TASK GOAL
Look through the records below, count the lines with the word "Case", and reply with only the number.

TASK MATERIAL
================
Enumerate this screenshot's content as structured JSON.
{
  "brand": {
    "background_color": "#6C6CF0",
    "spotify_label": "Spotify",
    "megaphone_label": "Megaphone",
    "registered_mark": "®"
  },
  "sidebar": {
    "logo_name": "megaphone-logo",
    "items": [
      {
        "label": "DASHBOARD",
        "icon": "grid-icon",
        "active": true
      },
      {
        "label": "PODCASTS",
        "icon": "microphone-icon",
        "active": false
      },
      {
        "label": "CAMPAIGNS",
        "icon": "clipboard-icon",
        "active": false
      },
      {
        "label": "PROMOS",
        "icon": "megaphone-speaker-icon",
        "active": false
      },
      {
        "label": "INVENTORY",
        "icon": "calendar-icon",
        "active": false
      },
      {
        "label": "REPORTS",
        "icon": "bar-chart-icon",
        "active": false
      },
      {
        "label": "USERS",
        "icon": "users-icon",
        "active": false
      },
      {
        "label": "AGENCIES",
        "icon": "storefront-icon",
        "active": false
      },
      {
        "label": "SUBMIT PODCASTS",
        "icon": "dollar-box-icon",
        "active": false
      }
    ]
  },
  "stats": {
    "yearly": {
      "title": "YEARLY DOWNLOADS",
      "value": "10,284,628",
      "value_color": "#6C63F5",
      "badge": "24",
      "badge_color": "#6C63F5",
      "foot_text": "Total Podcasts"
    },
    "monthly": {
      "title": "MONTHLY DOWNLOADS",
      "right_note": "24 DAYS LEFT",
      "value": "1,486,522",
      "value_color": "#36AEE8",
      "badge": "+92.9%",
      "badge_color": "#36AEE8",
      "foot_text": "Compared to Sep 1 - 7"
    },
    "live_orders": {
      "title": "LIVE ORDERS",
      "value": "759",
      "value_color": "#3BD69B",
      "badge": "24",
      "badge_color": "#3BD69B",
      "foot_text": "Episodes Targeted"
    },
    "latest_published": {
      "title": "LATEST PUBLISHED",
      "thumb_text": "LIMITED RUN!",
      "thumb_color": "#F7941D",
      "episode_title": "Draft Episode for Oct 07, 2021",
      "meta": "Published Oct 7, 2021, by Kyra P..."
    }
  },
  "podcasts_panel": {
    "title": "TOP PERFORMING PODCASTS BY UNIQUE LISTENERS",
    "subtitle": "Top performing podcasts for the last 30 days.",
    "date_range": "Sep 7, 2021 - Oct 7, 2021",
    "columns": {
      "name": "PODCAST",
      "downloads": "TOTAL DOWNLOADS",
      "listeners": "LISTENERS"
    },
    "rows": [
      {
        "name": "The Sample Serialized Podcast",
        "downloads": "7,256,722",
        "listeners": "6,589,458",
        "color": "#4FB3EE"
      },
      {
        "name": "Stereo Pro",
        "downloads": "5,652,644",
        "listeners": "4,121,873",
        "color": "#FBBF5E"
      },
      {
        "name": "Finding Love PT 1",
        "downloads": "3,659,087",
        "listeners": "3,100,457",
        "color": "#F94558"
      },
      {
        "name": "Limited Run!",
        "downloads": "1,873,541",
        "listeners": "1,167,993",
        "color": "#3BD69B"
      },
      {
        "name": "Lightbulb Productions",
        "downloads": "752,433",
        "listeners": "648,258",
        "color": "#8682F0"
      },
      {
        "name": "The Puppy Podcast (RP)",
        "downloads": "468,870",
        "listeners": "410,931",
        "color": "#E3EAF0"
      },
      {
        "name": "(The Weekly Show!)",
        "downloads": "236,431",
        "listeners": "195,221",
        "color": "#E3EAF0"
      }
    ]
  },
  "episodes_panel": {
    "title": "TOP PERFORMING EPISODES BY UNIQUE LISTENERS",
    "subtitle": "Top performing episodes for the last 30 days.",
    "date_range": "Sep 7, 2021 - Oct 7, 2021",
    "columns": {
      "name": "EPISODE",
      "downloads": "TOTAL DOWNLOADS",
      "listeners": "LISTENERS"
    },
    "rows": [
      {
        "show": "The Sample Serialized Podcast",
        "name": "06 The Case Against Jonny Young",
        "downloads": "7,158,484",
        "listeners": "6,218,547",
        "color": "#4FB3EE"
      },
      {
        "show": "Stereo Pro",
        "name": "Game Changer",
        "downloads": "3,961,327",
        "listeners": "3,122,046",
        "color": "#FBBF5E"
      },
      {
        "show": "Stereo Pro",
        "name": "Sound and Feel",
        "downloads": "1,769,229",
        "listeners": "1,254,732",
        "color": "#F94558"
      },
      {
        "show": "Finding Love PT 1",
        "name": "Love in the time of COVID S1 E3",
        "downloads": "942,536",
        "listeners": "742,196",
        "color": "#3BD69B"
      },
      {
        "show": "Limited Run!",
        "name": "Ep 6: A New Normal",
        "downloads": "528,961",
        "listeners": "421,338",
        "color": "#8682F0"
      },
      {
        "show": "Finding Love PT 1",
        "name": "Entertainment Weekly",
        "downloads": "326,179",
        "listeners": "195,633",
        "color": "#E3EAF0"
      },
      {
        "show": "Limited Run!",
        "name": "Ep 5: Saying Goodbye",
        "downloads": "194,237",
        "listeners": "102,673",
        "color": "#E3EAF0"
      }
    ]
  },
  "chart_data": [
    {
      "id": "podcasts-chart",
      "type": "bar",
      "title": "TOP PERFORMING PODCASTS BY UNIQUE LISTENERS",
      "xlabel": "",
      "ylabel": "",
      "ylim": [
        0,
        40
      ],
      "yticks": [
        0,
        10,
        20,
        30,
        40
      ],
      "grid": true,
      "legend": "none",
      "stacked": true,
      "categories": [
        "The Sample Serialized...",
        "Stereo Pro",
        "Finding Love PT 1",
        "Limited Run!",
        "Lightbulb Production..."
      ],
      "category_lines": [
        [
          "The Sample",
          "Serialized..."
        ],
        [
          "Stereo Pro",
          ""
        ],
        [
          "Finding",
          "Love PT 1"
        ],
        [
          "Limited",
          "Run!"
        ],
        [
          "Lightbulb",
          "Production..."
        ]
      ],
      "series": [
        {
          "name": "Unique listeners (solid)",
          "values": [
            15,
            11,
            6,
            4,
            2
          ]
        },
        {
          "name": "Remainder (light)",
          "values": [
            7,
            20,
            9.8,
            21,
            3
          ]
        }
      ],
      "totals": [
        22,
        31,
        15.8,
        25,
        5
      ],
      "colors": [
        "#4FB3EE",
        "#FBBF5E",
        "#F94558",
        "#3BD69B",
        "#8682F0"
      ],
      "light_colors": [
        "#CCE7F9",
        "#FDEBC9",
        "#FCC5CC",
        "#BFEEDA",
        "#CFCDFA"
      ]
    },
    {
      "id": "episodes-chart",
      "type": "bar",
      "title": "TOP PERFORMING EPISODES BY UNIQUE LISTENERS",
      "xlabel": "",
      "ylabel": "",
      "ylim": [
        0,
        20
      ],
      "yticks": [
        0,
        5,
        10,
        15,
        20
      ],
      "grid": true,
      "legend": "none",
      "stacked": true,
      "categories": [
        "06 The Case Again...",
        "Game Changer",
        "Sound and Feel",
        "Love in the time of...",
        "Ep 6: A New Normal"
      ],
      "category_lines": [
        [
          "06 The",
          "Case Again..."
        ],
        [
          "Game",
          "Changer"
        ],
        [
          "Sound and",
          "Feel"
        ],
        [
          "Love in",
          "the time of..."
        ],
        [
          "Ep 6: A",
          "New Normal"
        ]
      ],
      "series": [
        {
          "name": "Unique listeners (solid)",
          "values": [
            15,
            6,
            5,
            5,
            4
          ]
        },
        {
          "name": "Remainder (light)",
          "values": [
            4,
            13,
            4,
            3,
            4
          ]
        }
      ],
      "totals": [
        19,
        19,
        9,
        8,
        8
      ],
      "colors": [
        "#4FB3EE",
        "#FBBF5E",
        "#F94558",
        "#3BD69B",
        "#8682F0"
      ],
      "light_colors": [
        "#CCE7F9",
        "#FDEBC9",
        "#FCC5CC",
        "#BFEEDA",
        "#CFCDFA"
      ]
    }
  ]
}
================
EXERCISE RESULT
3